Reproduce the records below exactly as given.

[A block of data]
★ ★ ★ ★ ★ ★ ★

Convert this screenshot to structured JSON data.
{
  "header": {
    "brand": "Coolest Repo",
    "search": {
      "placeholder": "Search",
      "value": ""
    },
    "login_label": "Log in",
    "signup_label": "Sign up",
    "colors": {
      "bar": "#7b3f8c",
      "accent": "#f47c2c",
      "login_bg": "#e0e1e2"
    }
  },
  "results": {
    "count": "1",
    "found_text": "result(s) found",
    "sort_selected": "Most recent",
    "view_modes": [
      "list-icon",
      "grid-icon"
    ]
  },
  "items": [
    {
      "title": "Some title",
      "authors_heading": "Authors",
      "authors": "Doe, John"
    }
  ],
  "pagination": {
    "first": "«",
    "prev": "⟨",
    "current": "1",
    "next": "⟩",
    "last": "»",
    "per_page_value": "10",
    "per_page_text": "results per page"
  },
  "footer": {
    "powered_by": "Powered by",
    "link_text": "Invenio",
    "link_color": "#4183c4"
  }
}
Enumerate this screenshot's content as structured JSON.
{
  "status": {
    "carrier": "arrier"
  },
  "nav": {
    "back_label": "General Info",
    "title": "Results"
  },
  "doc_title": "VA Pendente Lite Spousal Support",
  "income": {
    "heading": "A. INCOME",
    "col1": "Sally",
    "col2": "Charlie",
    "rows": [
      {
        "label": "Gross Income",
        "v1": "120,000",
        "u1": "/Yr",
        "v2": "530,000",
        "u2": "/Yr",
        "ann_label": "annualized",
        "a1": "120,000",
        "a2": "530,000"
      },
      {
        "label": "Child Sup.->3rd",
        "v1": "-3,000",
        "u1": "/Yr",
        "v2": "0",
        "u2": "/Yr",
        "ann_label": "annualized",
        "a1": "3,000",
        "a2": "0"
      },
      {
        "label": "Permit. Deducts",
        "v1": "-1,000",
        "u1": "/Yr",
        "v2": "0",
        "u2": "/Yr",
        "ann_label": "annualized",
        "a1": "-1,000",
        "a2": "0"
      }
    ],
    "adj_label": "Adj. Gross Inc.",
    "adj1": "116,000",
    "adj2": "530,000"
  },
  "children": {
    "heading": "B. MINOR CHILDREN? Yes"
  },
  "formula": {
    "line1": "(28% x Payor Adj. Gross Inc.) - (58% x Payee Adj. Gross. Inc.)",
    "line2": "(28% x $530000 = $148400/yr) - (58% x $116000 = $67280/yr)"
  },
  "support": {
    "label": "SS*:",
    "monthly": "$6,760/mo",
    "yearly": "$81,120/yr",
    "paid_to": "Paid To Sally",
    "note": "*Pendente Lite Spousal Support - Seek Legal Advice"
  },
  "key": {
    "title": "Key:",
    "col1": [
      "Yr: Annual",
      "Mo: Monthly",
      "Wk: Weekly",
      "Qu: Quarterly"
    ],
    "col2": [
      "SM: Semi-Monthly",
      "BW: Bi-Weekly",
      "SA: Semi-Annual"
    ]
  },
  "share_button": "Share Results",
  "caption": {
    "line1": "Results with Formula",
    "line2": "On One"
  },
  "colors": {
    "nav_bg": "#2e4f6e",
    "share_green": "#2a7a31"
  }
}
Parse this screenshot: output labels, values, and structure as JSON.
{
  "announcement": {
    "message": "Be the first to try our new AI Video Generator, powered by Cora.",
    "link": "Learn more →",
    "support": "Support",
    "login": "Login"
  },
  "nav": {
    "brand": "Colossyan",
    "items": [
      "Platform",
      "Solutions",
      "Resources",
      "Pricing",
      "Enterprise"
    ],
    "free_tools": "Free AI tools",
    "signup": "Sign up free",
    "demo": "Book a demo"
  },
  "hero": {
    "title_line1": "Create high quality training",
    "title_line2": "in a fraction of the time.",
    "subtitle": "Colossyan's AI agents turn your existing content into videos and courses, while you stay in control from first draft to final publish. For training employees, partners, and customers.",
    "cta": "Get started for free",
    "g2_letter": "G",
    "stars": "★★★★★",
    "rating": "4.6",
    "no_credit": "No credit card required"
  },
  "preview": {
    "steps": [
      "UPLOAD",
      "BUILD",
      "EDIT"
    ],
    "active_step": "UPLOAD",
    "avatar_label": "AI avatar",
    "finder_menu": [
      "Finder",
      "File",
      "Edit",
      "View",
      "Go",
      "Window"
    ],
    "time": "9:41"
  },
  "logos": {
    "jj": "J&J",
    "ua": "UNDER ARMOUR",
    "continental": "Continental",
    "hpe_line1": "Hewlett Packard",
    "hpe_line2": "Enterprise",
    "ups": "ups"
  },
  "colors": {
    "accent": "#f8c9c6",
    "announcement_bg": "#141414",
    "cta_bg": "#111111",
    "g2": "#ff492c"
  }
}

★ ★ ★ ★ ★ ★ ★

▶ **COMPLETE OUTPUT**:
Convert this screenshot to structured JSON data.
{
  "header": {
    "brand": "Coolest Repo",
    "search": {
      "placeholder": "Search",
      "value": ""
    },
    "login_label": "Log in",
    "signup_label": "Sign up",
    "colors": {
      "bar": "#7b3f8c",
      "accent": "#f47c2c",
      "login_bg": "#e0e1e2"
    }
  },
  "results": {
    "count": "1",
    "found_text": "result(s) found",
    "sort_selected": "Most recent",
    "view_modes": [
      "list-icon",
      "grid-icon"
    ]
  },
  "items": [
    {
      "title": "Some title",
      "authors_heading": "Authors",
      "authors": "Doe, John"
    }
  ],
  "pagination": {
    "first": "«",
    "prev": "⟨",
    "current": "1",
    "next": "⟩",
    "last": "»",
    "per_page_value": "10",
    "per_page_text": "results per page"
  },
  "footer": {
    "powered_by": "Powered by",
    "link_text": "Invenio",
    "link_color": "#4183c4"
  }
}
Enumerate this screenshot's content as structured JSON.
{
  "status": {
    "carrier": "arrier"
  },
  "nav": {
    "back_label": "General Info",
    "title": "Results"
  },
  "doc_title": "VA Pendente Lite Spousal Support",
  "income": {
    "heading": "A. INCOME",
    "col1": "Sally",
    "col2": "Charlie",
    "rows": [
      {
        "label": "Gross Income",
        "v1": "120,000",
        "u1": "/Yr",
        "v2": "530,000",
        "u2": "/Yr",
        "ann_label": "annualized",
        "a1": "120,000",
        "a2": "530,000"
      },
      {
        "label": "Child Sup.->3rd",
        "v1": "-3,000",
        "u1": "/Yr",
        "v2": "0",
        "u2": "/Yr",
        "ann_label": "annualized",
        "a1": "3,000",
        "a2": "0"
      },
      {
        "label": "Permit. Deducts",
        "v1": "-1,000",
        "u1": "/Yr",
        "v2": "0",
        "u2": "/Yr",
        "ann_label": "annualized",
        "a1": "-1,000",
        "a2": "0"
      }
    ],
    "adj_label": "Adj. Gross Inc.",
    "adj1": "116,000",
    "adj2": "530,000"
  },
  "children": {
    "heading": "B. MINOR CHILDREN? Yes"
  },
  "formula": {
    "line1": "(28% x Payor Adj. Gross Inc.) - (58% x Payee Adj. Gross. Inc.)",
    "line2": "(28% x $530000 = $148400/yr) - (58% x $116000 = $67280/yr)"
  },
  "support": {
    "label": "SS*:",
    "monthly": "$6,760/mo",
    "yearly": "$81,120/yr",
    "paid_to": "Paid To Sally",
    "note": "*Pendente Lite Spousal Support - Seek Legal Advice"
  },
  "key": {
    "title": "Key:",
    "col1": [
      "Yr: Annual",
      "Mo: Monthly",
      "Wk: Weekly",
      "Qu: Quarterly"
    ],
    "col2": [
      "SM: Semi-Monthly",
      "BW: Bi-Weekly",
      "SA: Semi-Annual"
    ]
  },
  "share_button": "Share Results",
  "caption": {
    "line1": "Results with Formula",
    "line2": "On One"
  },
  "colors": {
    "nav_bg": "#2e4f6e",
    "share_green": "#2a7a31"
  }
}
Parse this screenshot: output labels, values, and structure as JSON.
{
  "announcement": {
    "message": "Be the first to try our new AI Video Generator, powered by Cora.",
    "link": "Learn more →",
    "support": "Support",
    "login": "Login"
  },
  "nav": {
    "brand": "Colossyan",
    "items": [
      "Platform",
      "Solutions",
      "Resources",
      "Pricing",
      "Enterprise"
    ],
    "free_tools": "Free AI tools",
    "signup": "Sign up free",
    "demo": "Book a demo"
  },
  "hero": {
    "title_line1": "Create high quality training",
    "title_line2": "in a fraction of the time.",
    "subtitle": "Colossyan's AI agents turn your existing content into videos and courses, while you stay in control from first draft to final publish. For training employees, partners, and customers.",
    "cta": "Get started for free",
    "g2_letter": "G",
    "stars": "★★★★★",
    "rating": "4.6",
    "no_credit": "No credit card required"
  },
  "preview": {
    "steps": [
      "UPLOAD",
      "BUILD",
      "EDIT"
    ],
    "active_step": "UPLOAD",
    "avatar_label": "AI avatar",
    "finder_menu": [
      "Finder",
      "File",
      "Edit",
      "View",
      "Go",
      "Window"
    ],
    "time": "9:41"
  },
  "logos": {
    "jj": "J&J",
    "ua": "UNDER ARMOUR",
    "continental": "Continental",
    "hpe_line1": "Hewlett Packard",
    "hpe_line2": "Enterprise",
    "ups": "ups"
  },
  "colors": {
    "accent": "#f8c9c6",
    "announcement_bg": "#141414",
    "cta_bg": "#111111",
    "g2": "#ff492c"
  }
}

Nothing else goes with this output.